• Set problem
Return the records that follow, matching each one exactly.

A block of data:
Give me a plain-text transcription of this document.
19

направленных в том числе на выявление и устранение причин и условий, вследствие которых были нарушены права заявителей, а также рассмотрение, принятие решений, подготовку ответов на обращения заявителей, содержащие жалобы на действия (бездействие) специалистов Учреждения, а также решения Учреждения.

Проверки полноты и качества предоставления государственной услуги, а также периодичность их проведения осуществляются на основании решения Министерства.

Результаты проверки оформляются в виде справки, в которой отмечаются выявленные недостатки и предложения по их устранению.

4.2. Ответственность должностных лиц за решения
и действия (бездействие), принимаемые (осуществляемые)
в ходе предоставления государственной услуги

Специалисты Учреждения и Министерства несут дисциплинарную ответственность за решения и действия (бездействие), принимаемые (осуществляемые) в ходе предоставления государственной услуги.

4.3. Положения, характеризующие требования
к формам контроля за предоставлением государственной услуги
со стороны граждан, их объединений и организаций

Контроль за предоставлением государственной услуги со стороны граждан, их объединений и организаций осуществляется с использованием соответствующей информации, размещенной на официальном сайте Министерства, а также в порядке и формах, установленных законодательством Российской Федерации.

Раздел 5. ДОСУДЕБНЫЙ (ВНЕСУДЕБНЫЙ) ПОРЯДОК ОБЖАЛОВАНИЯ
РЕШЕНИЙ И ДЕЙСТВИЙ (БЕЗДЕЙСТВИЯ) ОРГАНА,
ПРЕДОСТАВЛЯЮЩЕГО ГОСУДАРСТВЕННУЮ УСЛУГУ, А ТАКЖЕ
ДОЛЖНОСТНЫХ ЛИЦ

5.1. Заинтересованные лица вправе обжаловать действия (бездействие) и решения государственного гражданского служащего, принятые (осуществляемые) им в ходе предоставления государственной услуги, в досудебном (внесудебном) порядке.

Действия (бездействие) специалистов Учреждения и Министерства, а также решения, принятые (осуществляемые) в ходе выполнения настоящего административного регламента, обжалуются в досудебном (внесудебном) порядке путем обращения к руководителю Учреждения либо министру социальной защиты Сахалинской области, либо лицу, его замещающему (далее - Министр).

• Task solution
Give me a plain-text transcription of this document.
19

направленных в том числе на выявление и устранение причин и условий, вследствие которых были нарушены права заявителей, а также рассмотрение, принятие решений, подготовку ответов на обращения заявителей, содержащие жалобы на действия (бездействие) специалистов Учреждения, а также решения Учреждения.

Проверки полноты и качества предоставления государственной услуги, а также периодичность их проведения осуществляются на основании решения Министерства.

Результаты проверки оформляются в виде справки, в которой отмечаются выявленные недостатки и предложения по их устранению.

4.2. Ответственность должностных лиц за решения
и действия (бездействие), принимаемые (осуществляемые)
в ходе предоставления государственной услуги

Специалисты Учреждения и Министерства несут дисциплинарную ответственность за решения и действия (бездействие), принимаемые (осуществляемые) в ходе предоставления государственной услуги.

4.3. Положения, характеризующие требования
к формам контроля за предоставлением государственной услуги
со стороны граждан, их объединений и организаций

Контроль за предоставлением государственной услуги со стороны граждан, их объединений и организаций осуществляется с использованием соответствующей информации, размещенной на официальном сайте Министерства, а также в порядке и формах, установленных законодательством Российской Федерации.

Раздел 5. ДОСУДЕБНЫЙ (ВНЕСУДЕБНЫЙ) ПОРЯДОК ОБЖАЛОВАНИЯ
РЕШЕНИЙ И ДЕЙСТВИЙ (БЕЗДЕЙСТВИЯ) ОРГАНА,
ПРЕДОСТАВЛЯЮЩЕГО ГОСУДАРСТВЕННУЮ УСЛУГУ, А ТАКЖЕ
ДОЛЖНОСТНЫХ ЛИЦ

5.1. Заинтересованные лица вправе обжаловать действия (бездействие) и решения государственного гражданского служащего, принятые (осуществляемые) им в ходе предоставления государственной услуги, в досудебном (внесудебном) порядке.

Действия (бездействие) специалистов Учреждения и Министерства, а также решения, принятые (осуществляемые) в ходе выполнения настоящего административного регламента, обжалуются в досудебном (внесудебном) порядке путем обращения к руководителю Учреждения либо министру социальной защиты Сахалинской области, либо лицу, его замещающему (далее - Министр).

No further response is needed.